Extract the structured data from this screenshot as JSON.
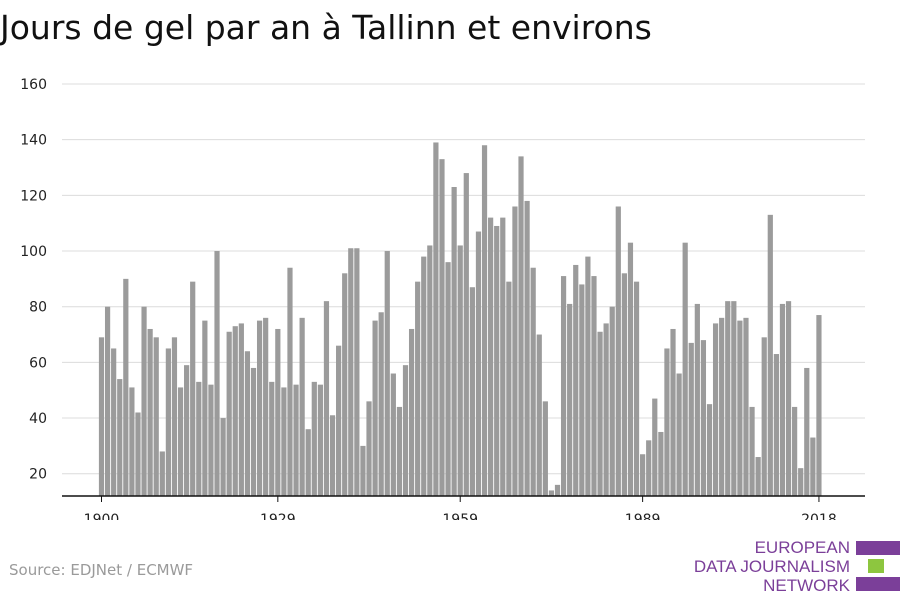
{
  "chart_data": {
    "type": "bar",
    "title": "Jours de gel par an à Tallinn et environs",
    "xlabel": "",
    "ylabel": "",
    "x_start": 1900,
    "x_ticks": [
      "1900",
      "1929",
      "1959",
      "1989",
      "2018"
    ],
    "y_ticks": [
      "20",
      "40",
      "60",
      "80",
      "100",
      "120",
      "140",
      "160"
    ],
    "ylim": [
      12,
      160
    ],
    "grid": true,
    "bar_color": "#9b9b9b",
    "values": [
      69,
      80,
      65,
      54,
      90,
      51,
      42,
      80,
      72,
      69,
      28,
      65,
      69,
      51,
      59,
      89,
      53,
      75,
      52,
      100,
      40,
      71,
      73,
      74,
      64,
      58,
      75,
      76,
      53,
      72,
      51,
      94,
      52,
      76,
      36,
      53,
      52,
      82,
      41,
      66,
      92,
      101,
      101,
      30,
      46,
      75,
      78,
      100,
      56,
      44,
      59,
      72,
      89,
      98,
      102,
      139,
      133,
      96,
      123,
      102,
      128,
      87,
      107,
      138,
      112,
      109,
      112,
      89,
      116,
      134,
      118,
      94,
      70,
      46,
      14,
      16,
      91,
      81,
      95,
      88,
      98,
      91,
      71,
      74,
      80,
      116,
      92,
      103,
      89,
      27,
      32,
      47,
      35,
      65,
      72,
      56,
      103,
      67,
      81,
      68,
      45,
      74,
      76,
      82,
      82,
      75,
      76,
      44,
      26,
      69,
      113,
      63,
      81,
      82,
      44,
      22,
      58,
      33,
      77
    ]
  },
  "source": "Source: EDJNet / ECMWF",
  "logo": {
    "line1": "EUROPEAN",
    "line2": "DATA JOURNALISM",
    "line3": "NETWORK",
    "purple": "#7b3f99",
    "green": "#8dc63f"
  }
}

*Goal*. Copy out all the entries exactly. Images stay out of the copy.

*Solution below*.
Extract the structured data from this screenshot as JSON.
{
  "chart_data": {
    "type": "bar",
    "title": "Jours de gel par an à Tallinn et environs",
    "xlabel": "",
    "ylabel": "",
    "x_start": 1900,
    "x_ticks": [
      "1900",
      "1929",
      "1959",
      "1989",
      "2018"
    ],
    "y_ticks": [
      "20",
      "40",
      "60",
      "80",
      "100",
      "120",
      "140",
      "160"
    ],
    "ylim": [
      12,
      160
    ],
    "grid": true,
    "bar_color": "#9b9b9b",
    "values": [
      69,
      80,
      65,
      54,
      90,
      51,
      42,
      80,
      72,
      69,
      28,
      65,
      69,
      51,
      59,
      89,
      53,
      75,
      52,
      100,
      40,
      71,
      73,
      74,
      64,
      58,
      75,
      76,
      53,
      72,
      51,
      94,
      52,
      76,
      36,
      53,
      52,
      82,
      41,
      66,
      92,
      101,
      101,
      30,
      46,
      75,
      78,
      100,
      56,
      44,
      59,
      72,
      89,
      98,
      102,
      139,
      133,
      96,
      123,
      102,
      128,
      87,
      107,
      138,
      112,
      109,
      112,
      89,
      116,
      134,
      118,
      94,
      70,
      46,
      14,
      16,
      91,
      81,
      95,
      88,
      98,
      91,
      71,
      74,
      80,
      116,
      92,
      103,
      89,
      27,
      32,
      47,
      35,
      65,
      72,
      56,
      103,
      67,
      81,
      68,
      45,
      74,
      76,
      82,
      82,
      75,
      76,
      44,
      26,
      69,
      113,
      63,
      81,
      82,
      44,
      22,
      58,
      33,
      77
    ]
  },
  "source": "Source: EDJNet / ECMWF",
  "logo": {
    "line1": "EUROPEAN",
    "line2": "DATA JOURNALISM",
    "line3": "NETWORK",
    "purple": "#7b3f99",
    "green": "#8dc63f"
  }
}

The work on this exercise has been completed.